TASK MATERIAL:
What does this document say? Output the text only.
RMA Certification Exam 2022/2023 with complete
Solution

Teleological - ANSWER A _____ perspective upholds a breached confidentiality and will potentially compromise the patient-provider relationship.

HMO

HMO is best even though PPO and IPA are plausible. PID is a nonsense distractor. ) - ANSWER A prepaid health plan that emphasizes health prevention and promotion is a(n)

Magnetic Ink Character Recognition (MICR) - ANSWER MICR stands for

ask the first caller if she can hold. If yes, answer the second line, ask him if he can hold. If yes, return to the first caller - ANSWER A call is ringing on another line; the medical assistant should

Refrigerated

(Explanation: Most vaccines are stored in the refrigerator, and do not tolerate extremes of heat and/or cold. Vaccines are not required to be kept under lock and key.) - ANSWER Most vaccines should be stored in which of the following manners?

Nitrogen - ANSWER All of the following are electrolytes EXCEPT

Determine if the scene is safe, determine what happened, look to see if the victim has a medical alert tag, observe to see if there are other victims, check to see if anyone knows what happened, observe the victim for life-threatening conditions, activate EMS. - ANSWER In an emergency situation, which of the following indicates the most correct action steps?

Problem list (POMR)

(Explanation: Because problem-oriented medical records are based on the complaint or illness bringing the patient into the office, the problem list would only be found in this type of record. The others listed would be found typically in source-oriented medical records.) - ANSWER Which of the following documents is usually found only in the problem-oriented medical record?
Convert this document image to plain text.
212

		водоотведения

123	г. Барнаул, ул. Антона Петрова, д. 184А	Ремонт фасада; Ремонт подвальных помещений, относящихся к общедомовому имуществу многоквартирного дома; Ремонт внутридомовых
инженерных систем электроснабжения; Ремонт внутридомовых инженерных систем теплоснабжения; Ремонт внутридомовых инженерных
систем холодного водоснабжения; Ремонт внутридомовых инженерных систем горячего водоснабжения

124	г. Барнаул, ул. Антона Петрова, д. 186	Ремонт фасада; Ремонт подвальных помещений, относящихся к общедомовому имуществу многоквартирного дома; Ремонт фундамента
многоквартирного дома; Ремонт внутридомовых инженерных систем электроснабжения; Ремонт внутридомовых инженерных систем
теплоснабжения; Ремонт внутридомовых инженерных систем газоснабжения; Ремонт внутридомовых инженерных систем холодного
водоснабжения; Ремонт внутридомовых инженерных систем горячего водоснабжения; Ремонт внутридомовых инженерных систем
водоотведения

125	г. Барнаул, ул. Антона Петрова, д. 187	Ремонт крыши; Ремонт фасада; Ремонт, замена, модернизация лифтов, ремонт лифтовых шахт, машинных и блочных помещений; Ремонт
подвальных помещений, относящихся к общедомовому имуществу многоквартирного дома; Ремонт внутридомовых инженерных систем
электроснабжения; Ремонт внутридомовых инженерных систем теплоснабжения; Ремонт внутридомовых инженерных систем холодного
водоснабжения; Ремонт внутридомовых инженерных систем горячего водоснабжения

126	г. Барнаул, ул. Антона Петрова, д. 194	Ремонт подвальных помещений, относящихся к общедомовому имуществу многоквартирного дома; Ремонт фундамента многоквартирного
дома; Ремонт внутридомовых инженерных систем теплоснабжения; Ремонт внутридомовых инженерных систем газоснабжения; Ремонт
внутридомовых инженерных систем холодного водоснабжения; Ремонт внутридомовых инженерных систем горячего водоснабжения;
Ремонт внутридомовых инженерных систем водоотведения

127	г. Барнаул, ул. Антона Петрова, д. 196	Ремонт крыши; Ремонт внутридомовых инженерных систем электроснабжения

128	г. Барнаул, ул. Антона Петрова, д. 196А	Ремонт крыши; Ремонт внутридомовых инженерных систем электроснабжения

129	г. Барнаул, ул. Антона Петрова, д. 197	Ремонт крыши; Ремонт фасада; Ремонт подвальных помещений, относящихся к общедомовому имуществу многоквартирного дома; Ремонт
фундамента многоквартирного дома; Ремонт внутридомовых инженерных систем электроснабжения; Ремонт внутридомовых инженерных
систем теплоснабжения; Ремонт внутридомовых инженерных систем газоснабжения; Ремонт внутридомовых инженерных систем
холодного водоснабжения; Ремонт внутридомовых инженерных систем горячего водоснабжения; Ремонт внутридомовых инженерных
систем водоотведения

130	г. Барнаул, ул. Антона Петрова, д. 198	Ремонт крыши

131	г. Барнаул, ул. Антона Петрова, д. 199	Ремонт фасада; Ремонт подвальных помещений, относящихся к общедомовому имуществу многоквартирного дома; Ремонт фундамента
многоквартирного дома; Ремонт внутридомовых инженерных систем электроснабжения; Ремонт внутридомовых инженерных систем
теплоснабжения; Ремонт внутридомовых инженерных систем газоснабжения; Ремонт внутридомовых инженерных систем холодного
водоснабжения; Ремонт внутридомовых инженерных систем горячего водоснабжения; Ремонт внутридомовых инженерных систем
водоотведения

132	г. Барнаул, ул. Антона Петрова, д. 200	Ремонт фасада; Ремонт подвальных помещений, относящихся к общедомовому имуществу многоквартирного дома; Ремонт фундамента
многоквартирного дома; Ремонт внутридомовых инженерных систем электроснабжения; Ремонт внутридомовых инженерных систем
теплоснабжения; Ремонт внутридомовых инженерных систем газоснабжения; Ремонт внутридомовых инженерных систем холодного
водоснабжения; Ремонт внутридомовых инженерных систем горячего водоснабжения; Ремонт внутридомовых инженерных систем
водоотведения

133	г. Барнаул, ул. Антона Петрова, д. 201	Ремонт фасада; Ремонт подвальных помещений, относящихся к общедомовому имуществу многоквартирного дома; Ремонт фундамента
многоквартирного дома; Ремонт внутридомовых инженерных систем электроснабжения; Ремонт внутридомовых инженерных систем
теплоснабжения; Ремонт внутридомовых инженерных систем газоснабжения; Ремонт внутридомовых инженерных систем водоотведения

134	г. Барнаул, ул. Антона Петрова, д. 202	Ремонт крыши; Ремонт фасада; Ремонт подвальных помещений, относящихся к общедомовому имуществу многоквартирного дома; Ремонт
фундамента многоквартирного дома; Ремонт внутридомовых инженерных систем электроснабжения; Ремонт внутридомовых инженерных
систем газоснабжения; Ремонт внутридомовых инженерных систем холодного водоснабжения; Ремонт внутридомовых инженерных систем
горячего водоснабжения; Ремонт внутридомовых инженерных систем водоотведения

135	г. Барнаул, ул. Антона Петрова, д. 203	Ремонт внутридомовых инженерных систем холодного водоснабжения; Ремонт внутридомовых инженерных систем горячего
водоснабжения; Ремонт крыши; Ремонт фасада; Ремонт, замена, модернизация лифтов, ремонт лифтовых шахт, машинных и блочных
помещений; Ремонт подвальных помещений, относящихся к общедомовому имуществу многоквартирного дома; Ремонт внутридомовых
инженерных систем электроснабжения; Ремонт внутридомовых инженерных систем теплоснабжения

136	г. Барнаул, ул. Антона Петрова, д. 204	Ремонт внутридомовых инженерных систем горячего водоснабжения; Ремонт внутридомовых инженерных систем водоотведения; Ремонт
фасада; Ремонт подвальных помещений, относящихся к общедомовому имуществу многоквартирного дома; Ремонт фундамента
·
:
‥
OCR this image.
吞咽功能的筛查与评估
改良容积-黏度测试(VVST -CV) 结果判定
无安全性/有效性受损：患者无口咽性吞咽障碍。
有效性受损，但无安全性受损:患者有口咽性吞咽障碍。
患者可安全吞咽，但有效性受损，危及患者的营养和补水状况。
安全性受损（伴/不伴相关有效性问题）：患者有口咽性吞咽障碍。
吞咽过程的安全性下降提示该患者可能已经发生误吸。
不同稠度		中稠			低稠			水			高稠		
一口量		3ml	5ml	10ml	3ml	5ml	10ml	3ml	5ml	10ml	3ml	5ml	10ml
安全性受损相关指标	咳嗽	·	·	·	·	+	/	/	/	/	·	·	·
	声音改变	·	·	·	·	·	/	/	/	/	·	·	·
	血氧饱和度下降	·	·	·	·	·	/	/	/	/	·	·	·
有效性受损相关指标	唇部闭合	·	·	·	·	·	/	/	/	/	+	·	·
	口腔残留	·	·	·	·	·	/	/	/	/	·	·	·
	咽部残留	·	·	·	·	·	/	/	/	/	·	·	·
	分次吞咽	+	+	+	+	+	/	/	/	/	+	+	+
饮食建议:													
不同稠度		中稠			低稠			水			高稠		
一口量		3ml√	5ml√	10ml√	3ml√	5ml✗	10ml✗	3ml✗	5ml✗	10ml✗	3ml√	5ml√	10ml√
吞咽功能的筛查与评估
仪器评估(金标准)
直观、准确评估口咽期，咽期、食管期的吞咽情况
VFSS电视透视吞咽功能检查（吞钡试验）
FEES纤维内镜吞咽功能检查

WHAT TO WORK ON: Retype exactly the lines from the one containing "OCR this image." through the last line of the records above, including both.

ANSWER TO THIS PROBLEM:
OCR this image.
吞咽功能的筛查与评估
改良容积-黏度测试(VVST -CV) 结果判定
无安全性/有效性受损：患者无口咽性吞咽障碍。
有效性受损，但无安全性受损:患者有口咽性吞咽障碍。
患者可安全吞咽，但有效性受损，危及患者的营养和补水状况。
安全性受损（伴/不伴相关有效性问题）：患者有口咽性吞咽障碍。
吞咽过程的安全性下降提示该患者可能已经发生误吸。
不同稠度		中稠			低稠			水			高稠		
一口量		3ml	5ml	10ml	3ml	5ml	10ml	3ml	5ml	10ml	3ml	5ml	10ml
安全性受损相关指标	咳嗽	·	·	·	·	+	/	/	/	/	·	·	·
	声音改变	·	·	·	·	·	/	/	/	/	·	·	·
	血氧饱和度下降	·	·	·	·	·	/	/	/	/	·	·	·
有效性受损相关指标	唇部闭合	·	·	·	·	·	/	/	/	/	+	·	·
	口腔残留	·	·	·	·	·	/	/	/	/	·	·	·
	咽部残留	·	·	·	·	·	/	/	/	/	·	·	·
	分次吞咽	+	+	+	+	+	/	/	/	/	+	+	+
饮食建议:													
不同稠度		中稠			低稠			水			高稠		
一口量		3ml√	5ml√	10ml√	3ml√	5ml✗	10ml✗	3ml✗	5ml✗	10ml✗	3ml√	5ml√	10ml√
吞咽功能的筛查与评估
仪器评估(金标准)
直观、准确评估口咽期，咽期、食管期的吞咽情况
VFSS电视透视吞咽功能检查（吞钡试验）
FEES纤维内镜吞咽功能检查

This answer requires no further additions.